▸ **PROBLEM DETAILS**:
Work out how many lines contain "JSON". Reply with the count alone.

[START DATA IN THIS EXERCISE]

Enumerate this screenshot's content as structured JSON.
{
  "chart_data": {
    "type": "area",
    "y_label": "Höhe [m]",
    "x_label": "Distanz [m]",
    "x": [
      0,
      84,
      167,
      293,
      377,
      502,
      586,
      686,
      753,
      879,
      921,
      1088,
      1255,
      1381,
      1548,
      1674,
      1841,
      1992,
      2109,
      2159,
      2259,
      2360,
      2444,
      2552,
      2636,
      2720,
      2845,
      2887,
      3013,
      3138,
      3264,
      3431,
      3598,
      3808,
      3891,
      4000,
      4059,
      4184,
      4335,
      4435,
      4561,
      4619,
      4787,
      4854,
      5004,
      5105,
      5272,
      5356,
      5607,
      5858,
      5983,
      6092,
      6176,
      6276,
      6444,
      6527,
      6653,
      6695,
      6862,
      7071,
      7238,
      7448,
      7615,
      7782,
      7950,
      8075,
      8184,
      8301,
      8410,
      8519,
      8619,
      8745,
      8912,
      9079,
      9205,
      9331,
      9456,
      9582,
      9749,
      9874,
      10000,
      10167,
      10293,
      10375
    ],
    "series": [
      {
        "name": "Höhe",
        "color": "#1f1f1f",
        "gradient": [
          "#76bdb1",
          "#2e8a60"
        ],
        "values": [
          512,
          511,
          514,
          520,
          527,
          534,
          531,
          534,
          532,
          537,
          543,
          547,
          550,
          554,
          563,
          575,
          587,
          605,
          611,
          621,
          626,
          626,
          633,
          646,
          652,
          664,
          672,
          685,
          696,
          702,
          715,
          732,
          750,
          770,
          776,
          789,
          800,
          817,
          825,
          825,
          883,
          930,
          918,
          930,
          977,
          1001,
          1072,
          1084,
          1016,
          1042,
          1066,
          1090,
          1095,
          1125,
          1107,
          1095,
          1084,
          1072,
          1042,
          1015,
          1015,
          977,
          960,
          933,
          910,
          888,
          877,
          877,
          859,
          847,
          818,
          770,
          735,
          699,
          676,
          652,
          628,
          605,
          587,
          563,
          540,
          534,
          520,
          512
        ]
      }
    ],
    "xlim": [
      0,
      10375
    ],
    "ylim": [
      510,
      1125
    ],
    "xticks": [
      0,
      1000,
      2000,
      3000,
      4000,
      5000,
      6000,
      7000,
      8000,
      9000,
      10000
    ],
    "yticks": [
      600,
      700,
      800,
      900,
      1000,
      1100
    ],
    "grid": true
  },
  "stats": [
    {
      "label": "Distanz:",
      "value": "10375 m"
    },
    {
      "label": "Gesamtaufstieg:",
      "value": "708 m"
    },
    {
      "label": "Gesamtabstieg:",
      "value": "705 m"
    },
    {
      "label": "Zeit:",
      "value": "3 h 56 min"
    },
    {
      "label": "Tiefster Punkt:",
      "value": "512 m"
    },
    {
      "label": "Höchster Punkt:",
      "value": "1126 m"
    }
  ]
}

[END DATA IN THIS EXERCISE]
[START DATA IN THIS EXERCISE]

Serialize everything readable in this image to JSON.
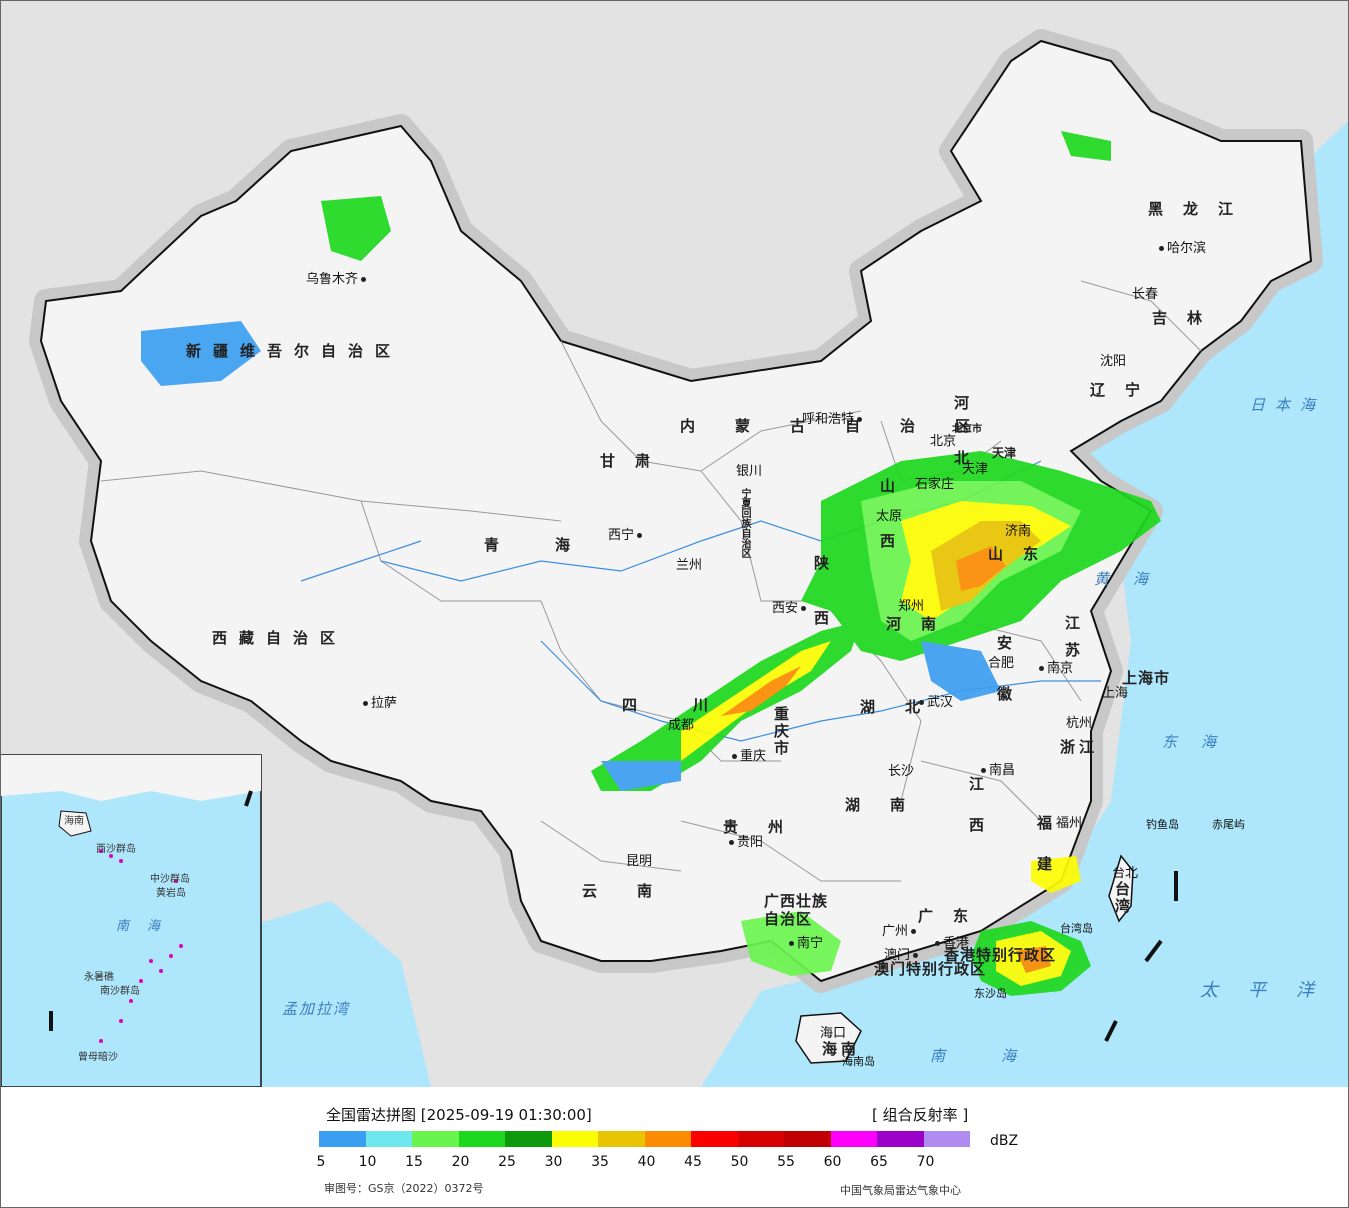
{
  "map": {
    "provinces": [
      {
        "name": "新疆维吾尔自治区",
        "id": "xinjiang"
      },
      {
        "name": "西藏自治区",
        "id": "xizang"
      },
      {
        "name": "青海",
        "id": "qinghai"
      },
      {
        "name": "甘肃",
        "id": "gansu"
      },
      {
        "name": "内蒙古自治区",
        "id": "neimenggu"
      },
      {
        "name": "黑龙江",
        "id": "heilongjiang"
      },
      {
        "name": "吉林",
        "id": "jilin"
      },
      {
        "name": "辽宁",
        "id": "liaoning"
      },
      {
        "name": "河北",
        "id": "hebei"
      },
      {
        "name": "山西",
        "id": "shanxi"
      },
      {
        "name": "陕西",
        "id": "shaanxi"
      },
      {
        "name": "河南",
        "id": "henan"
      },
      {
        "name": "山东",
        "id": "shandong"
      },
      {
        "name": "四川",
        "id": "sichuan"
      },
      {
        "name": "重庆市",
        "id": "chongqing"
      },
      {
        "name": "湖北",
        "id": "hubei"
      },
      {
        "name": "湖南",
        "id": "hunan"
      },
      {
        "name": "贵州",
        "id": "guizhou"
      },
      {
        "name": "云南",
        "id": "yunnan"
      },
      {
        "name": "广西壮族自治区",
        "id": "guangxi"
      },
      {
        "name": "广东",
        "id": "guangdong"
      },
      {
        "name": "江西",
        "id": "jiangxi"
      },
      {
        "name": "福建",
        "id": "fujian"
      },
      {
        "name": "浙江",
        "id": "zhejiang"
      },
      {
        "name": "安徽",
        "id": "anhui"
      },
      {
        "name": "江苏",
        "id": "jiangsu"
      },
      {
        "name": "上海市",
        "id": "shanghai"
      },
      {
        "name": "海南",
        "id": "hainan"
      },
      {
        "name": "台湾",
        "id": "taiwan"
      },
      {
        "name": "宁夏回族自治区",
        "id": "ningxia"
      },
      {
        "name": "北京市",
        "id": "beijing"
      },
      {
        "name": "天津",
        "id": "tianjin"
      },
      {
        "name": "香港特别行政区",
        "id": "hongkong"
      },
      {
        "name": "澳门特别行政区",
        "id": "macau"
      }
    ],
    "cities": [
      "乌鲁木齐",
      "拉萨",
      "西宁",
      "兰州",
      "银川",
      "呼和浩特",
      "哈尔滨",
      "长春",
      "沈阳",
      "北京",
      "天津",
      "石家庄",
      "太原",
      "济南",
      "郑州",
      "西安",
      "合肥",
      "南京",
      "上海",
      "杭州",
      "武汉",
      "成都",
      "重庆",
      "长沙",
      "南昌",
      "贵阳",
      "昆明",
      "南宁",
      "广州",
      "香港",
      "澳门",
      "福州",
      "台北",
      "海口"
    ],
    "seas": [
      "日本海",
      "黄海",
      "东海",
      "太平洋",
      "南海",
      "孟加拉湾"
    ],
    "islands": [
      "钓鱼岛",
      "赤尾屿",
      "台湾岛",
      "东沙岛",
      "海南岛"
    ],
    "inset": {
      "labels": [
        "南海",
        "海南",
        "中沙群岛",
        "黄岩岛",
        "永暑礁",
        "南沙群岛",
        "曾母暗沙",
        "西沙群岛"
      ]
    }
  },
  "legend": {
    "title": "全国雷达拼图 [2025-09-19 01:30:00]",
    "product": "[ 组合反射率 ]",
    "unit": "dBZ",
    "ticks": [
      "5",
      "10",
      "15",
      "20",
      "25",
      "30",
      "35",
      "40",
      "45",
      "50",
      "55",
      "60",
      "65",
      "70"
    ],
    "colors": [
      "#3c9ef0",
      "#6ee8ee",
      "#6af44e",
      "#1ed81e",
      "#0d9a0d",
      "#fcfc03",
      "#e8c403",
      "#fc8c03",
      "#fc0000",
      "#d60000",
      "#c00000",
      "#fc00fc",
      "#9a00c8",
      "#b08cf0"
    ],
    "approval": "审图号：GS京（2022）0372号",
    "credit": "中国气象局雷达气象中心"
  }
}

[END DATA IN THIS EXERCISE]

▸ **SOLUTION FOR THIS PROBLEM**:
2